Copy each line of the records that contains the word "text".

══ Material for the task

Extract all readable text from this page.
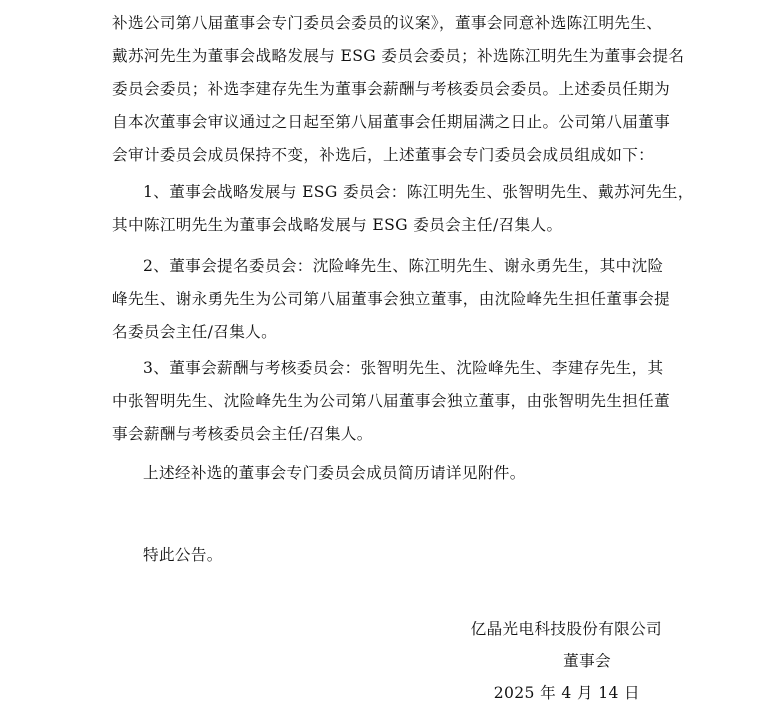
补选公司第八届董事会专门委员会委员的议案》，董事会同意补选陈江明先生、
戴苏河先生为董事会战略发展与 ESG 委员会委员；补选陈江明先生为董事会提名
委员会委员；补选李建存先生为董事会薪酬与考核委员会委员。上述委员任期为
自本次董事会审议通过之日起至第八届董事会任期届满之日止。公司第八届董事
会审计委员会成员保持不变，补选后，上述董事会专门委员会成员组成如下：
1、董事会战略发展与 ESG 委员会：陈江明先生、张智明先生、戴苏河先生，
其中陈江明先生为董事会战略发展与 ESG 委员会主任/召集人。
2、董事会提名委员会：沈险峰先生、陈江明先生、谢永勇先生，其中沈险
峰先生、谢永勇先生为公司第八届董事会独立董事，由沈险峰先生担任董事会提
名委员会主任/召集人。
3、董事会薪酬与考核委员会：张智明先生、沈险峰先生、李建存先生，其
中张智明先生、沈险峰先生为公司第八届董事会独立董事，由张智明先生担任董
事会薪酬与考核委员会主任/召集人。
上述经补选的董事会专门委员会成员简历请详见附件。
特此公告。
亿晶光电科技股份有限公司
董事会
2025 年 4 月 14 日
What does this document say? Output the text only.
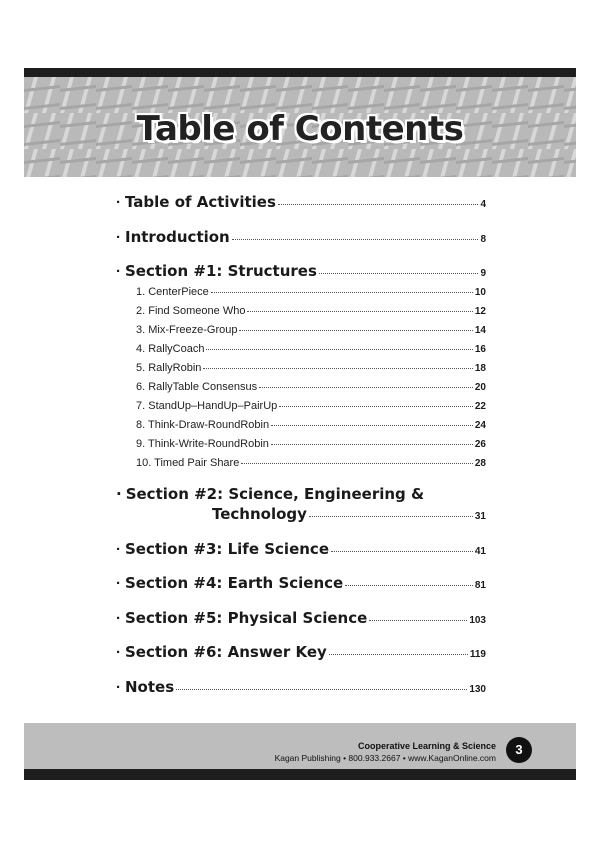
Table of Contents
· Table of Activities	4
· Introduction	8
· Section #1: Structures	9
1. CenterPiece	10
2. Find Someone Who	12
3. Mix-Freeze-Group	14
4. RallyCoach	16
5. RallyRobin	18
6. RallyTable Consensus	20
7. StandUp–HandUp–PairUp	22
8. Think-Draw-RoundRobin	24
9. Think-Write-RoundRobin	26
10. Timed Pair Share	28
· Section #2: Science, Engineering &
Technology	31
· Section #3: Life Science	41
· Section #4: Earth Science	81
· Section #5: Physical Science	103
· Section #6: Answer Key	119
· Notes	130
Cooperative Learning & Science
Kagan Publishing • 800.933.2667 • www.KaganOnline.com
3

════

• **Correct response**:
Extract all readable text from this page.
What does this document say? Output the text only.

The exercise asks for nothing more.